DATA FOR THE TASK »
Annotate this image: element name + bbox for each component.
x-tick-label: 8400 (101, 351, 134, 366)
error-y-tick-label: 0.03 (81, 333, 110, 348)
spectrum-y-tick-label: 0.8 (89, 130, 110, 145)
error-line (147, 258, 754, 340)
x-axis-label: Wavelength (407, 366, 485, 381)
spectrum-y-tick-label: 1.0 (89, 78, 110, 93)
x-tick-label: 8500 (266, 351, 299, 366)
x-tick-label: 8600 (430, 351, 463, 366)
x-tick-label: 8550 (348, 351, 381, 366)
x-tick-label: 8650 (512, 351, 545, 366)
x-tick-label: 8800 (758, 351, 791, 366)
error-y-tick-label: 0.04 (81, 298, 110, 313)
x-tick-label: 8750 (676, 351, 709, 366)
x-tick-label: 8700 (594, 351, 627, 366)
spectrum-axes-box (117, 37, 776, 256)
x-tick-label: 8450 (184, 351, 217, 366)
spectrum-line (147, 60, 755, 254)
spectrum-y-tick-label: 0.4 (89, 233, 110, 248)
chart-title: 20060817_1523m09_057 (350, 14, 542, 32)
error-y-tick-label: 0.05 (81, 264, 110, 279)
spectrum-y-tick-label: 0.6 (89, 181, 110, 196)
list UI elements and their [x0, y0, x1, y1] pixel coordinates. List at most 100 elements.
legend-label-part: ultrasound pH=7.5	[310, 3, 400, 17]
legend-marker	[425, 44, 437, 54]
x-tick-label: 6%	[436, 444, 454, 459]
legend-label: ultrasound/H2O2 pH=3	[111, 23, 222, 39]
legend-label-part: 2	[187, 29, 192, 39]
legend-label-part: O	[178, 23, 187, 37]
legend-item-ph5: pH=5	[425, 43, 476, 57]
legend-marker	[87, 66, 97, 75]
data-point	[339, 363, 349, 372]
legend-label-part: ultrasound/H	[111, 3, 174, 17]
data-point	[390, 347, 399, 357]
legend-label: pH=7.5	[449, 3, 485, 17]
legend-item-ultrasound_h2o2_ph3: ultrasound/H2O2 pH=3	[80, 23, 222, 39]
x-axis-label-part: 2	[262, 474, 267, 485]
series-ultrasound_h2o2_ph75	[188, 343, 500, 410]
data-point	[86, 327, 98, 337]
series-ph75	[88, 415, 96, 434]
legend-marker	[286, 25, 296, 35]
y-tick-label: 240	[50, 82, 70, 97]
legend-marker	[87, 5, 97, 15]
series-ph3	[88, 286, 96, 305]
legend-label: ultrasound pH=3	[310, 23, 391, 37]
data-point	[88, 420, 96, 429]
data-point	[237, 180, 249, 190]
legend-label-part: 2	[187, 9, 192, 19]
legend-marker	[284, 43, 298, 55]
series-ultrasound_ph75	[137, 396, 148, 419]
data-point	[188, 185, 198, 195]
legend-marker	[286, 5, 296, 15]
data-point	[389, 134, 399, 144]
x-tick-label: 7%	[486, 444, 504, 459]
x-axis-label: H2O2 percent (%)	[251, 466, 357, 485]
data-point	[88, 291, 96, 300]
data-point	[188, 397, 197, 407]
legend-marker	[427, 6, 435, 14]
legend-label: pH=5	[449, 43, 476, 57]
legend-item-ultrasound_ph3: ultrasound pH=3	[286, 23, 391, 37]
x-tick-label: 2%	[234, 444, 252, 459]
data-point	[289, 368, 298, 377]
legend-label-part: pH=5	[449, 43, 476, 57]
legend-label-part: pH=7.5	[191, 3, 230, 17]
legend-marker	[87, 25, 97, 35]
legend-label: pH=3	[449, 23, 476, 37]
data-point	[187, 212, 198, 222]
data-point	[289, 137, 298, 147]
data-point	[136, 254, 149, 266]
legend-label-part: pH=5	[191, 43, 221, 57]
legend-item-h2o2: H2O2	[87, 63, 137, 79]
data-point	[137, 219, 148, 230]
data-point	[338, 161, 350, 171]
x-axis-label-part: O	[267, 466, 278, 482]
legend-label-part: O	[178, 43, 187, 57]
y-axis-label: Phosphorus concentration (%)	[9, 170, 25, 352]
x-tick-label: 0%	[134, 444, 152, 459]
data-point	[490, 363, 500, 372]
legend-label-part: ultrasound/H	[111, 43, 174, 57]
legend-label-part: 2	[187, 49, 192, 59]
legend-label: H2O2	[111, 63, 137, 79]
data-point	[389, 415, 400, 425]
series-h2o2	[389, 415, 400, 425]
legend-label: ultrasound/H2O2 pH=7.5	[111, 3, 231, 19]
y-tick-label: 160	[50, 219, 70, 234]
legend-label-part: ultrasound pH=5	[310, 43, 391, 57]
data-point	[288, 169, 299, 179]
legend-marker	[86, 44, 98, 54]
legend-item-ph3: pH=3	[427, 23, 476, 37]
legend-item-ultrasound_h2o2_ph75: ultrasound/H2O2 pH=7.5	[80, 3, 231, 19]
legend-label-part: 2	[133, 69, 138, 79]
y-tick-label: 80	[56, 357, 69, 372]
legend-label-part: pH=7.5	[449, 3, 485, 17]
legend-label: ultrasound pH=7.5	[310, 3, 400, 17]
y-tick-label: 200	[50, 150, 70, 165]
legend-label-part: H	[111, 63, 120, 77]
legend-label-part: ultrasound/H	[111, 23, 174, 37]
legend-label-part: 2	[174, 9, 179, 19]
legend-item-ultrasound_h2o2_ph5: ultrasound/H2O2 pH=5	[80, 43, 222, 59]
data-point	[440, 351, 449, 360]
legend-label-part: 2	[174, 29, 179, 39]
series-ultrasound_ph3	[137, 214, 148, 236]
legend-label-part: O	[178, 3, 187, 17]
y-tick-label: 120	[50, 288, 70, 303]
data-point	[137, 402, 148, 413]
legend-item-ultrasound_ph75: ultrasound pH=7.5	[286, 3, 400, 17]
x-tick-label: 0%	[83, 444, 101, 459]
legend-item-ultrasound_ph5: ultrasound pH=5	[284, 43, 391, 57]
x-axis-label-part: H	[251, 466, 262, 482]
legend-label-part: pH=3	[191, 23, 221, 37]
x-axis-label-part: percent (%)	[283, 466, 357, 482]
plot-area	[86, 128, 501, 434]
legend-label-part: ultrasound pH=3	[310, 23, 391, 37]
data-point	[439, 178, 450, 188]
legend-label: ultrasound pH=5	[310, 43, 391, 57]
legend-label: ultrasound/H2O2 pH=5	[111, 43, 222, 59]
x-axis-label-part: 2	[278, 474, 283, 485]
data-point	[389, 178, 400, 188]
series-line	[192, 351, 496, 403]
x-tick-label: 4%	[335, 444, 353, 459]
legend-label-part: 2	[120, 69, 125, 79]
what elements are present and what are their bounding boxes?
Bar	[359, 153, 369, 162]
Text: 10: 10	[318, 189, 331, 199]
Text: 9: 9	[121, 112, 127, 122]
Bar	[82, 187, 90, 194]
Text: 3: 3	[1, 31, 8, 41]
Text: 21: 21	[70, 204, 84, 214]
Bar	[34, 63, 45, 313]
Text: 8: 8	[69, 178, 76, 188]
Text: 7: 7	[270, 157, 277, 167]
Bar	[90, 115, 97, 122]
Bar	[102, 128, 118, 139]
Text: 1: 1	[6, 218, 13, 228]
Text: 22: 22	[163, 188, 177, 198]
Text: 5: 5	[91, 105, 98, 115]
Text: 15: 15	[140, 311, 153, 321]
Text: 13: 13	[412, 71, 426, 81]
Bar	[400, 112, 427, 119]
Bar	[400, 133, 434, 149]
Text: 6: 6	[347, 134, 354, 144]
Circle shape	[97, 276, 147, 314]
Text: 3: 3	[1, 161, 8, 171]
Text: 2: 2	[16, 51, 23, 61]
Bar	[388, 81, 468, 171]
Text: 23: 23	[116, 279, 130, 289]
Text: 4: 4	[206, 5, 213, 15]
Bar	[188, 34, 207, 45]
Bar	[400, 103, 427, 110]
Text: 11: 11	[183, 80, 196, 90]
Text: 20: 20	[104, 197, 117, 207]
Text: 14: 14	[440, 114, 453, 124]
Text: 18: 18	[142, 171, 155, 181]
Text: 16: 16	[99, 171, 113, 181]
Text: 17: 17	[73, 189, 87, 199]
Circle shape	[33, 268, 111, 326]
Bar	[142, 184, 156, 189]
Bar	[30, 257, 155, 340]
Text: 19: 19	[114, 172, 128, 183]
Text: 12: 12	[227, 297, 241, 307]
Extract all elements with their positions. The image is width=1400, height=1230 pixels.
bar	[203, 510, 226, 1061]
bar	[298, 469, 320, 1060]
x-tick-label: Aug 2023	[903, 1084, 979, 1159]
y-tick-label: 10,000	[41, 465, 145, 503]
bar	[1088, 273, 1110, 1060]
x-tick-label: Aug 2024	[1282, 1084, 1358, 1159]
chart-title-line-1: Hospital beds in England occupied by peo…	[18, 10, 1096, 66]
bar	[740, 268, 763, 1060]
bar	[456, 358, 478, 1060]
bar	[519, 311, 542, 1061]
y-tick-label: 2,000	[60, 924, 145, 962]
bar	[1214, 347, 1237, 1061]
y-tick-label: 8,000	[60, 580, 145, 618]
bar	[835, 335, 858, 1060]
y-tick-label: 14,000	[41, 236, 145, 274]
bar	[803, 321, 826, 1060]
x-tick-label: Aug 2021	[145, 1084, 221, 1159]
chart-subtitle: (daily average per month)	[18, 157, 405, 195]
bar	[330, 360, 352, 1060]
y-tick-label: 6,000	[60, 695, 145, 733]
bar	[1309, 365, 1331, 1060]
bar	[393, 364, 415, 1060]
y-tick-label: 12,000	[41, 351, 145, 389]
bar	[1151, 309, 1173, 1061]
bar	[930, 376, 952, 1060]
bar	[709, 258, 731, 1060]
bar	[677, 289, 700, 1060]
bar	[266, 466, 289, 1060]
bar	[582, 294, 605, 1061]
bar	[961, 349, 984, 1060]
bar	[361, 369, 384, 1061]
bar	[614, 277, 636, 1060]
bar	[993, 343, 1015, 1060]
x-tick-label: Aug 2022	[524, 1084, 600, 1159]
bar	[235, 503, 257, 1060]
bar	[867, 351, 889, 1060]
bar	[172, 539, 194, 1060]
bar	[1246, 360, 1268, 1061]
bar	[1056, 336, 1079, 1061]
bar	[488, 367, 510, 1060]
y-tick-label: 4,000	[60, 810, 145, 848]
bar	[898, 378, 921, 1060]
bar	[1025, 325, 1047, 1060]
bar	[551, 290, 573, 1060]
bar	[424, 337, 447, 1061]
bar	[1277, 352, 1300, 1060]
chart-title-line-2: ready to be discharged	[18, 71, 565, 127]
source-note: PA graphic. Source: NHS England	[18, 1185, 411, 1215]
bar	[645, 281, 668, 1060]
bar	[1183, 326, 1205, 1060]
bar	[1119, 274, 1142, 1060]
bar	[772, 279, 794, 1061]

TASK BRIEF » Reproduce the rows word for word, from the first line up to and including the line containing "spectrum-y-tick-label: 1.0 (89, 78, 110, 93)".

EXERCISE OUTPUT »
Annotate this image: element name + bbox for each component.
x-tick-label: 8400 (101, 351, 134, 366)
error-y-tick-label: 0.03 (81, 333, 110, 348)
spectrum-y-tick-label: 0.8 (89, 130, 110, 145)
error-line (147, 258, 754, 340)
x-axis-label: Wavelength (407, 366, 485, 381)
spectrum-y-tick-label: 1.0 (89, 78, 110, 93)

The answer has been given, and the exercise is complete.